## GIVEN REQUEST
Without including any pictures, copy each entry below exactly.

_____

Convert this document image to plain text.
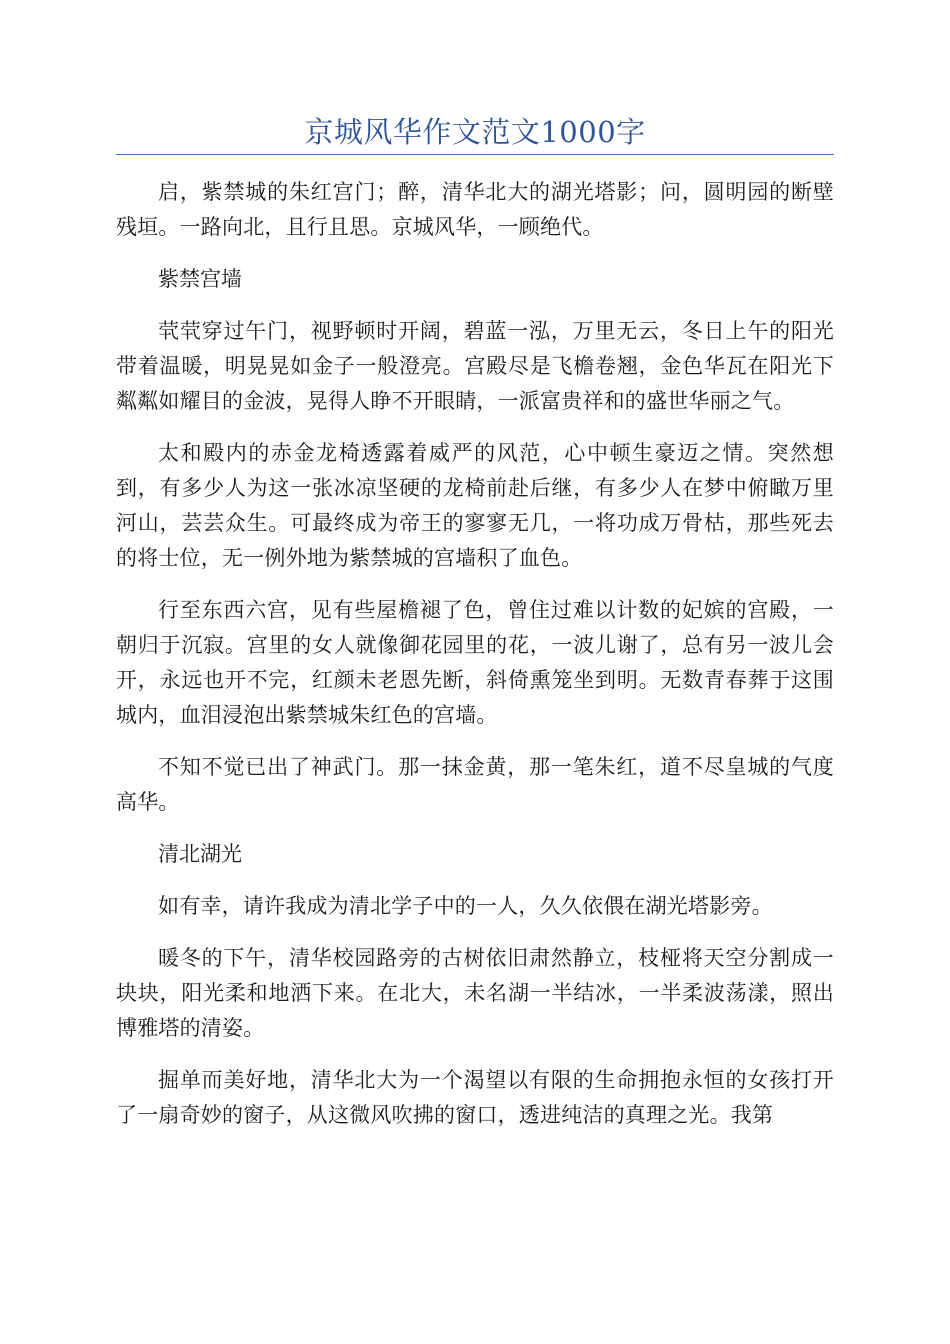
京城风华作文范文1000字

启，紫禁城的朱红宫门；醉，清华北大的湖光塔影；问，圆明园的断壁残垣。一路向北，且行且思。京城风华，一顾绝代。

紫禁宫墙

茕茕穿过午门，视野顿时开阔，碧蓝一泓，万里无云，冬日上午的阳光带着温暖，明晃晃如金子一般澄亮。宫殿尽是飞檐卷翘，金色华瓦在阳光下粼粼如耀目的金波，晃得人睁不开眼睛，一派富贵祥和的盛世华丽之气。

太和殿内的赤金龙椅透露着威严的风范，心中顿生豪迈之情。突然想到，有多少人为这一张冰凉坚硬的龙椅前赴后继，有多少人在梦中俯瞰万里河山，芸芸众生。可最终成为帝王的寥寥无几，一将功成万骨枯，那些死去的将士位，无一例外地为紫禁城的宫墙积了血色。

行至东西六宫，见有些屋檐褪了色，曾住过难以计数的妃嫔的宫殿，一朝归于沉寂。宫里的女人就像御花园里的花，一波儿谢了，总有另一波儿会开，永远也开不完，红颜未老恩先断，斜倚熏笼坐到明。无数青春葬于这围城内，血泪浸泡出紫禁城朱红色的宫墙。

不知不觉已出了神武门。那一抹金黄，那一笔朱红，道不尽皇城的气度高华。

清北湖光

如有幸，请许我成为清北学子中的一人，久久依偎在湖光塔影旁。

暖冬的下午，清华校园路旁的古树依旧肃然静立，枝桠将天空分割成一块块，阳光柔和地洒下来。在北大，未名湖一半结冰，一半柔波荡漾，照出博雅塔的清姿。

掘单而美好地，清华北大为一个渴望以有限的生命拥抱永恒的女孩打开了一扇奇妙的窗子，从这微风吹拂的窗口，透进纯洁的真理之光。我第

_____

## WRITTEN SOLUTION
Convert this document image to plain text.
京城风华作文范文1000字

启，紫禁城的朱红宫门；醉，清华北大的湖光塔影；问，圆明园的断壁残垣。一路向北，且行且思。京城风华，一顾绝代。

紫禁宫墙

茕茕穿过午门，视野顿时开阔，碧蓝一泓，万里无云，冬日上午的阳光带着温暖，明晃晃如金子一般澄亮。宫殿尽是飞檐卷翘，金色华瓦在阳光下粼粼如耀目的金波，晃得人睁不开眼睛，一派富贵祥和的盛世华丽之气。

太和殿内的赤金龙椅透露着威严的风范，心中顿生豪迈之情。突然想到，有多少人为这一张冰凉坚硬的龙椅前赴后继，有多少人在梦中俯瞰万里河山，芸芸众生。可最终成为帝王的寥寥无几，一将功成万骨枯，那些死去的将士位，无一例外地为紫禁城的宫墙积了血色。

行至东西六宫，见有些屋檐褪了色，曾住过难以计数的妃嫔的宫殿，一朝归于沉寂。宫里的女人就像御花园里的花，一波儿谢了，总有另一波儿会开，永远也开不完，红颜未老恩先断，斜倚熏笼坐到明。无数青春葬于这围城内，血泪浸泡出紫禁城朱红色的宫墙。

不知不觉已出了神武门。那一抹金黄，那一笔朱红，道不尽皇城的气度高华。

清北湖光

如有幸，请许我成为清北学子中的一人，久久依偎在湖光塔影旁。

暖冬的下午，清华校园路旁的古树依旧肃然静立，枝桠将天空分割成一块块，阳光柔和地洒下来。在北大，未名湖一半结冰，一半柔波荡漾，照出博雅塔的清姿。

掘单而美好地，清华北大为一个渴望以有限的生命拥抱永恒的女孩打开了一扇奇妙的窗子，从这微风吹拂的窗口，透进纯洁的真理之光。我第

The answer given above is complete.